課題 A
コロナ禍とSNSについての文章をもとに、次の問いに答えよ。
(i) 状況が日々深刻化していったのは何月から何月頃とされているか。
(ii) 不安になってくると、何が許容しづらくなると書かれているか。
(iii) 追い詰められると、何が強調されると書かれているか。
課題 B
コロナ禍とSNSについての文章で、かなり多くの人がSNSに関してとっていたとされる行動をすべて挙げよ。
課題 C
コロナ禍とSNSについての文章を、最後の「そんな中。」の後から引き継いで書き進めよ。

抜粋本文
▼

コロナ禍の発信について考えたこと

こんにちは。
今日はささやかながら、このコロナ禍の中で、SNSについて自分なりに考え、実践したことについて書き残しておこうと思います。

 

コロナ禍の中、特に日々状況が深刻化していく3月から5月頃、
とにかく皆が不安で、多くの人が傷ついたことでしょう。

SNSでは
毎日毎日アップデートされるヤバそうな情報。
海外の重傷者や医療現場の惨状、
それに対して東京オリンピックとか言っちゃって
遅々として進まない国内の対策。

そんな中、
かなり多くの方がSNSのアカウントを停止したり、
「低浮上」になり発言をしなくなったり、
アプリを削除して閲覧頻度を下げるなどされていたようです。

以前とは「豹変」して、
大変悲観的で攻撃的なアカウントになってしまった方もいらっしゃいます。

 ◇

不安になってくると、
自他の《違い》が許容しづらくなります。

普段なら、飲み込める程度の《違い》も、
不安と警戒で心が疲れているから、スムーズに飲み込めない。

そこでは、人との《違い》はストレスになります。

自分が《間違っている》可能性が出てくるからです。

ただでさえ不安なのに、
現在の自分のあり方が《間違っている》とは思いたくないです。

だから、その可能性を解消するために、
自分と異なるものを否定したり非難したり、
異を唱えたりします。

そうして自分を守ります。
身を守るための反応です。

それらすべては人の心の営みとして、
ごく自然な、ある意味で当たり前のことです。

 ◇

面白いな、と思ったのは、
そうして追い詰められると、
「その人の戦い方」みたいなものが強調されることです。

政治家を激しく攻撃する人。
情報の少ない人や自分より理解の足りない人を見つけてけなす人。
それぞれです。

しかしそれらの、小さく立てられた「角」が波を起こし渦のようになって、
余計に多くの人が傷ついているように見えました。

 ◇

そんな中。

▲

提供資料

▼

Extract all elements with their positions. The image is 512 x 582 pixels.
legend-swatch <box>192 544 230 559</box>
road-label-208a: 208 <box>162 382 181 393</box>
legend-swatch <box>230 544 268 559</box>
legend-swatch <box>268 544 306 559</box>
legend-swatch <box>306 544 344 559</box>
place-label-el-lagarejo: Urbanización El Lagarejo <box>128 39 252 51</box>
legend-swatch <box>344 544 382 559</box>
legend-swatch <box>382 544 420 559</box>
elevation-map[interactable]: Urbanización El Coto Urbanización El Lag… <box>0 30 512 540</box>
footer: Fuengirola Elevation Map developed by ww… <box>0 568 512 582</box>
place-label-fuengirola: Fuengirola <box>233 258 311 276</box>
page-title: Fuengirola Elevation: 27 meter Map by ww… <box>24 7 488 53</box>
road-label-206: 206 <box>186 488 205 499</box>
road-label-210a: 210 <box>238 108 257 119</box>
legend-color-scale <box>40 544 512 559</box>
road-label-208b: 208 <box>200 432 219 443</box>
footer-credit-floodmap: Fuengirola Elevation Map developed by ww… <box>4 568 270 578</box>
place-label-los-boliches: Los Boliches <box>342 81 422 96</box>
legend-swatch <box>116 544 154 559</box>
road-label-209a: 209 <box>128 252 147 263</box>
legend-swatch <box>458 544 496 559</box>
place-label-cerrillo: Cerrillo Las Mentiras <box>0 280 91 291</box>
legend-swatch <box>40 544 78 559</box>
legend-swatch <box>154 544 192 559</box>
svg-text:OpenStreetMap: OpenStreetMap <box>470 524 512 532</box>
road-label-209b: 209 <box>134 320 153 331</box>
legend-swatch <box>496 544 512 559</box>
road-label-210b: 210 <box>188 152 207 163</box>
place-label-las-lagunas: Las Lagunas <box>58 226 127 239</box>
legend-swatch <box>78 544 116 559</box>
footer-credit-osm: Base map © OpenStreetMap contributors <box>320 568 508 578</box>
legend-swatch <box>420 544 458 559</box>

▲

解答 A
(i) 3月から5月頃
(ii) 自他の《違い》
(iii) 「その人の戦い方」みたいなもの

解答 B
・SNSのアカウントを停止する
・「低浮上」になり発言をしなくなる
・アプリを削除して閲覧頻度を下げる

解答 C
休業要請など、事態の影響を受けにくい自分は、
元気に活動して、人の役に立ちたいと思いました。

しかし自分自身もやっぱり不安で、
そこかしこに存在し、際立てられる《違い》に疲れ、
少なからず傷ついていることにも気づきました。

結局、特別なことではなくて、一人のアーティストとして

『心洗うような絵を描いてお届けする』

ことと

『人を不快にするような言葉を発したり、闇雲に異を唱えたりしない』

に着地しました。

 ◇

「違いをことさらに表明する必要は、今はない」

違いではなく、通じることを。
分断ではなく、つながりを。

「こんな時」だからこそ、自分が体現していこうと。

ささやかではありますが
しかし強い意志で、そうすることに決め、ひそかに貫いてきました。

アーティストとしての矜持です。

それが正しいとか偉いとかではなく、
自分に課した決めごとです。

現実から目を背けるのではなく。
考えるのをやめるわけではなく。

でも、わざわざ異を唱え、違いを際立てるような発信を、
「今はしない」。

この不安な、人々の心が追い詰められていく、
半ばパニックと言っていい状況の中で、
そのスタンスを貫くことが、
自分の、アーティストとしての“戦い方”でした。

アートには、さまざまな役割、スタイルがあります。

現実の政治や風刺を思い切り作品や自らの発言に乗せるスタイルもあれば、
やさしいおとぎ話のような世界もあります。

私は、創作物が持つ

「国や性別、世代、考え方や、現実的な価値観や利害さえも乗り越えて、共鳴し合える」

その力を心から信じ、人生を捧げてきました。

つまり

《違いを乗り越える力》

です。

《分断ではなく、共鳴のための創作でありたい》

と、本当にそう思います。

創作を通して、人との隔たりを越えたいと、本当に思います。

そうして日々、ひとりでも共鳴が生まれ、世界のどこかの誰かの気持ちを癒やせれば嬉しいです。

そんなことを再確認した期間となりました。

ウイルスは全く解決していませんが、
人々はこの状況自体にだいぶ慣れて、平常心を取り戻して来たかに見えます。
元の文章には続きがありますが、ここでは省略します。